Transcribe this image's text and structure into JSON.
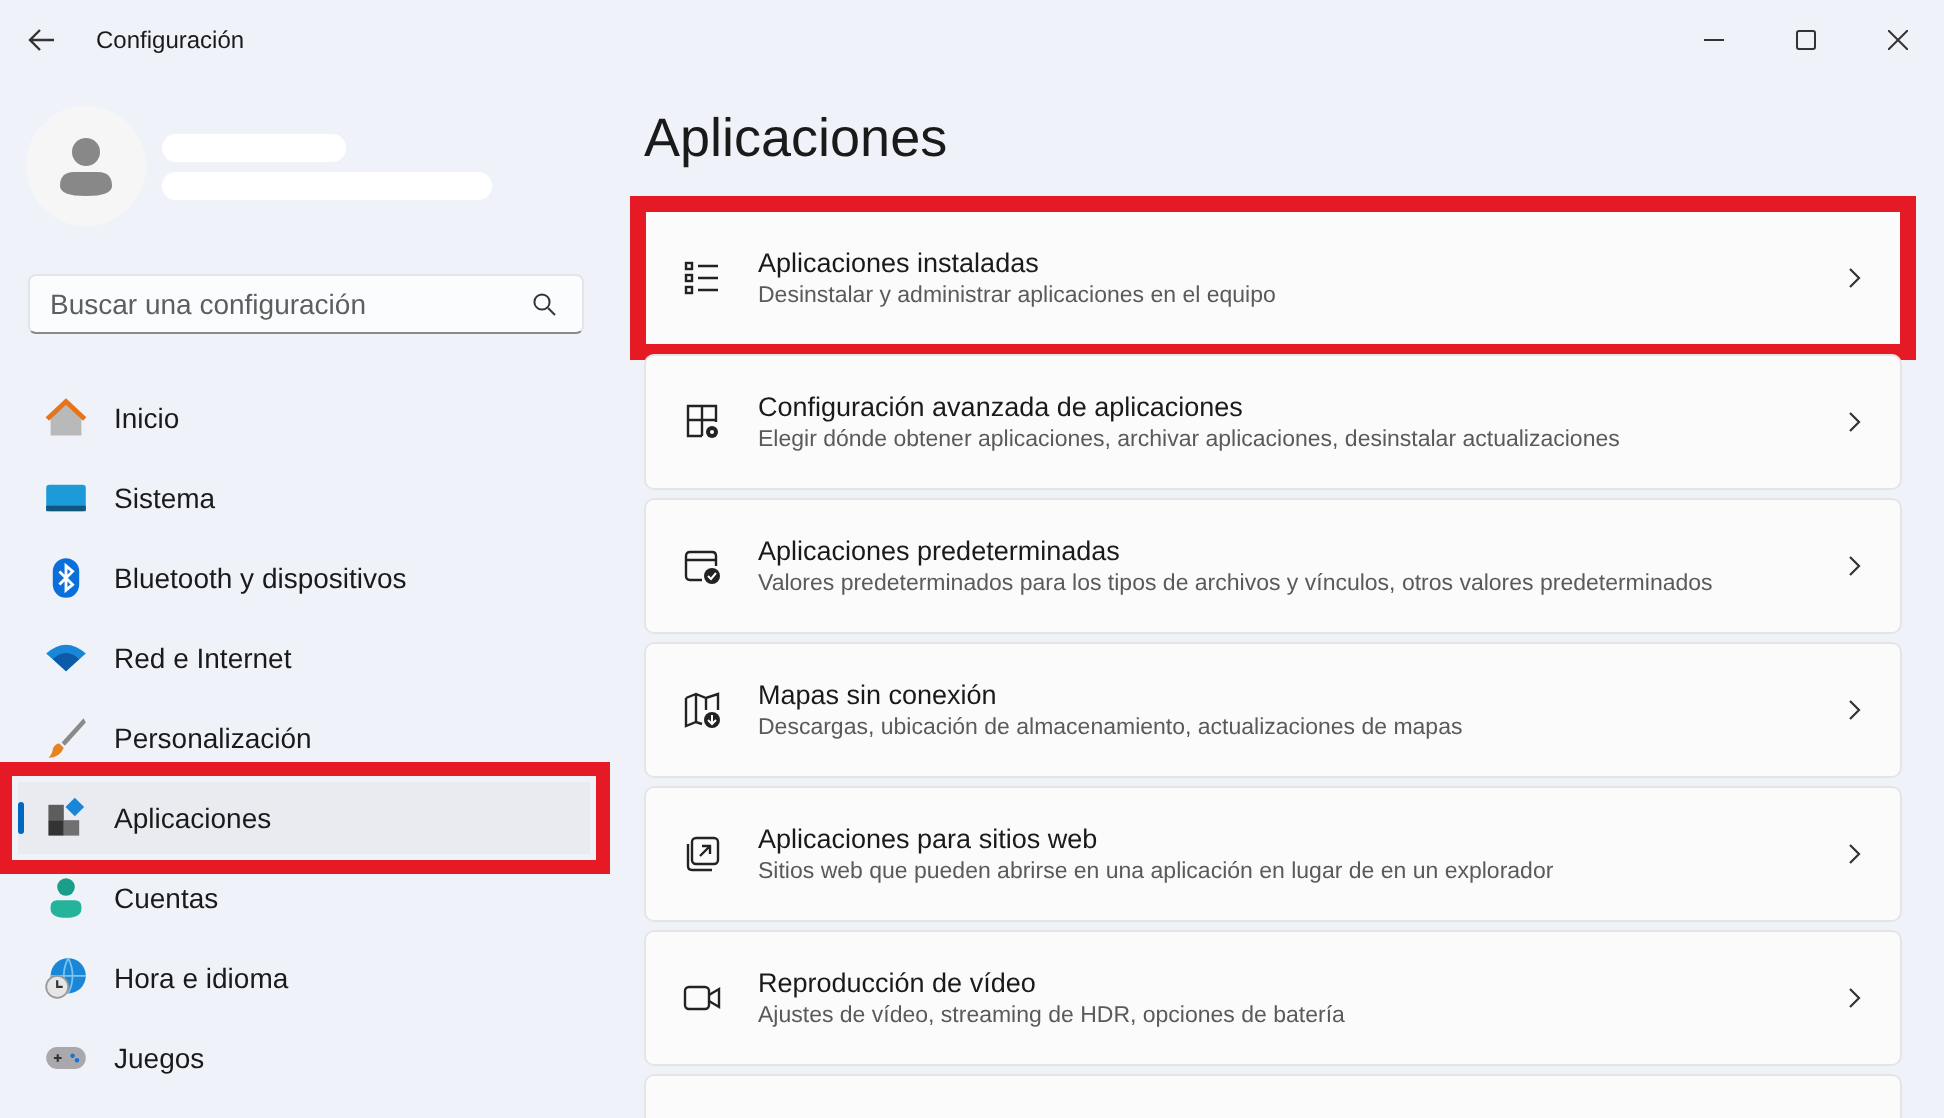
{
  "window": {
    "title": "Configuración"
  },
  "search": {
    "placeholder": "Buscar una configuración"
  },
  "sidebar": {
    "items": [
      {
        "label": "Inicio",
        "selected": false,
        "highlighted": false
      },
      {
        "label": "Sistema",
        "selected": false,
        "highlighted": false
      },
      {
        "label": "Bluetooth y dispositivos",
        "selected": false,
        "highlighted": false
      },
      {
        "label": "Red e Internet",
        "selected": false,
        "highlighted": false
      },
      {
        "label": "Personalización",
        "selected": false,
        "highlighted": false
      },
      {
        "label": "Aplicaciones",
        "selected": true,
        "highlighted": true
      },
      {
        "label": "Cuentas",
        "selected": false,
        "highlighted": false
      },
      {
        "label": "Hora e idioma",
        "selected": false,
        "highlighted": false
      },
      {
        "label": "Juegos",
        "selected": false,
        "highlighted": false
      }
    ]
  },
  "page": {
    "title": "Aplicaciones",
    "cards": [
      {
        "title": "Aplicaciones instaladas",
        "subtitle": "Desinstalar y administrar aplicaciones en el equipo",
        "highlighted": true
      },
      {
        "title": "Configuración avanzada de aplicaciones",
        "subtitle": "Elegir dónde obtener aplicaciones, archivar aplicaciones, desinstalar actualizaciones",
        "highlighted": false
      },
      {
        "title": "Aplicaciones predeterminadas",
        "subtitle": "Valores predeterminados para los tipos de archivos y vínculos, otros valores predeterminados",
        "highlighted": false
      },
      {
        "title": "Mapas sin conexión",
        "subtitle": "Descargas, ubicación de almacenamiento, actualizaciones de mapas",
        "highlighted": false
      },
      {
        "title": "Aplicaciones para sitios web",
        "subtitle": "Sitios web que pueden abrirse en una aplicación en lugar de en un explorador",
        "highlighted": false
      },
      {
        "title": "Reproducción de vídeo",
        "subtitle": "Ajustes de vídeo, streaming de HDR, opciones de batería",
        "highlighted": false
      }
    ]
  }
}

==

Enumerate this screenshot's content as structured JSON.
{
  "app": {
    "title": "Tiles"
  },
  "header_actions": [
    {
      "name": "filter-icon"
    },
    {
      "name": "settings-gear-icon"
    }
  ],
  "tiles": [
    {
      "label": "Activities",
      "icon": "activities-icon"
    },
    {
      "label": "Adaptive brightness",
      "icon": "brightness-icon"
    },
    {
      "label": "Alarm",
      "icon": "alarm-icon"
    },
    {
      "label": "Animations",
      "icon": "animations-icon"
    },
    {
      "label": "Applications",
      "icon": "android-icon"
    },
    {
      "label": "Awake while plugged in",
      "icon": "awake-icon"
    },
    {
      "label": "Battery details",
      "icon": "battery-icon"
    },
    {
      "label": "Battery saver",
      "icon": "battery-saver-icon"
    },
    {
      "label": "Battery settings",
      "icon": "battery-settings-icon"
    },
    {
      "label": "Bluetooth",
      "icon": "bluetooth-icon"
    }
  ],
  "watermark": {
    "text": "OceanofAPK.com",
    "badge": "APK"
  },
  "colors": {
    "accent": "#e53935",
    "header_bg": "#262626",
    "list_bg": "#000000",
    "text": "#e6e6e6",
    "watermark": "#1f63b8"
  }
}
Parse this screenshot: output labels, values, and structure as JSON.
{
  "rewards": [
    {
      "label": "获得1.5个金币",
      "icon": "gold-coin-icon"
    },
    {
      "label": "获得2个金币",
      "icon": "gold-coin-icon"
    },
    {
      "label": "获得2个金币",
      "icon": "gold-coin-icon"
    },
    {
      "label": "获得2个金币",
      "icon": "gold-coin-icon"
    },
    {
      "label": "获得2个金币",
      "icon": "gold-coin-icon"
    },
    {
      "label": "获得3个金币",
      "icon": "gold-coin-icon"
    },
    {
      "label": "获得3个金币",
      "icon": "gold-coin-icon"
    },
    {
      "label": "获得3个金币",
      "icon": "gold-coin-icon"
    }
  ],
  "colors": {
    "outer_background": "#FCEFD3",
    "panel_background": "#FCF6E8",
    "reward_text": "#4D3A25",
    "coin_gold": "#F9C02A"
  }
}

==

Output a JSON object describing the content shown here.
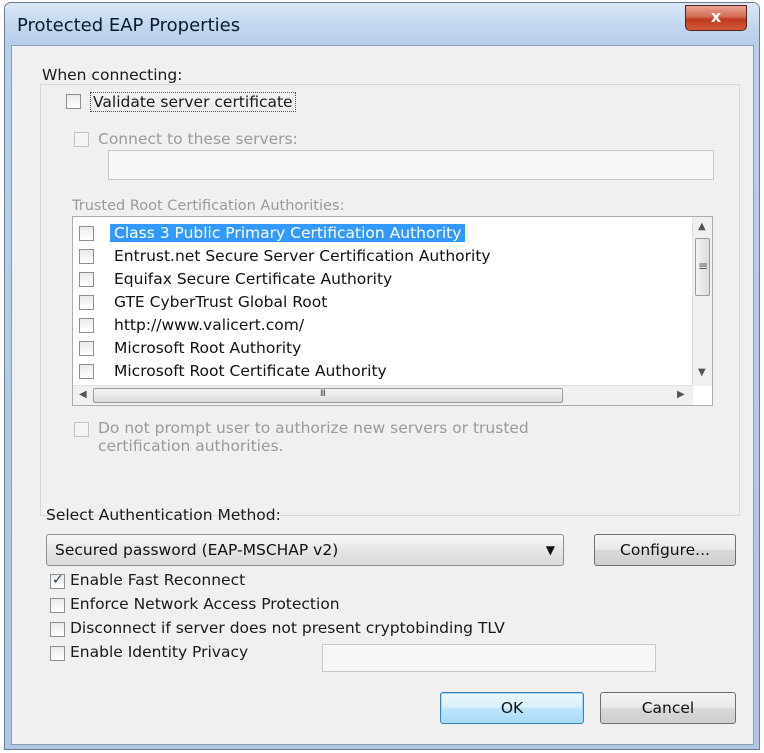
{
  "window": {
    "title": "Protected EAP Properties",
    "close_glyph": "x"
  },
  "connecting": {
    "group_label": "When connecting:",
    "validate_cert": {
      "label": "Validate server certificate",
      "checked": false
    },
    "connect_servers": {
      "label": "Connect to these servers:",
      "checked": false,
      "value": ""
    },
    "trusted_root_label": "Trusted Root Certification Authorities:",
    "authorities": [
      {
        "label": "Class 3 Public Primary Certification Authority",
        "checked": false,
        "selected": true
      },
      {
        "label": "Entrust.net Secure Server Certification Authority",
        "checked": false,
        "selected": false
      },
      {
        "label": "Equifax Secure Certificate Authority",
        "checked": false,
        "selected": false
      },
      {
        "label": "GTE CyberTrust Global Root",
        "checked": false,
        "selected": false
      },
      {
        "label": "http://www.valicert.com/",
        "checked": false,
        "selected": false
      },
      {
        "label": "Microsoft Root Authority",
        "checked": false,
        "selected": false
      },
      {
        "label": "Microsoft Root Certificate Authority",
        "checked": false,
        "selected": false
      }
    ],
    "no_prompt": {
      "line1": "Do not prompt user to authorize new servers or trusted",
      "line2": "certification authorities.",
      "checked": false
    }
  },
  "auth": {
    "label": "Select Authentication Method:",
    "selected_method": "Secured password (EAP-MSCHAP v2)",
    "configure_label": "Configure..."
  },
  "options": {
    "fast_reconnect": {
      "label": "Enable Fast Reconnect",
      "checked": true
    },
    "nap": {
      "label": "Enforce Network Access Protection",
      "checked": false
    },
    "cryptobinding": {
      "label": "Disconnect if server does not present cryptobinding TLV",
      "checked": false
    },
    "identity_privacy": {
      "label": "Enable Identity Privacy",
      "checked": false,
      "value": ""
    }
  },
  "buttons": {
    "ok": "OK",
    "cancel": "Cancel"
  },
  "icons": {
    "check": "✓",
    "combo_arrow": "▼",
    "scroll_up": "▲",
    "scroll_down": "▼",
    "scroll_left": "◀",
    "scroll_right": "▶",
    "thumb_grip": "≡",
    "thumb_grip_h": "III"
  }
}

Your instructions: Copy and report every line where the word "connecting" is present.

Reply to the exercise:
  "connecting": {
    "group_label": "When connecting:",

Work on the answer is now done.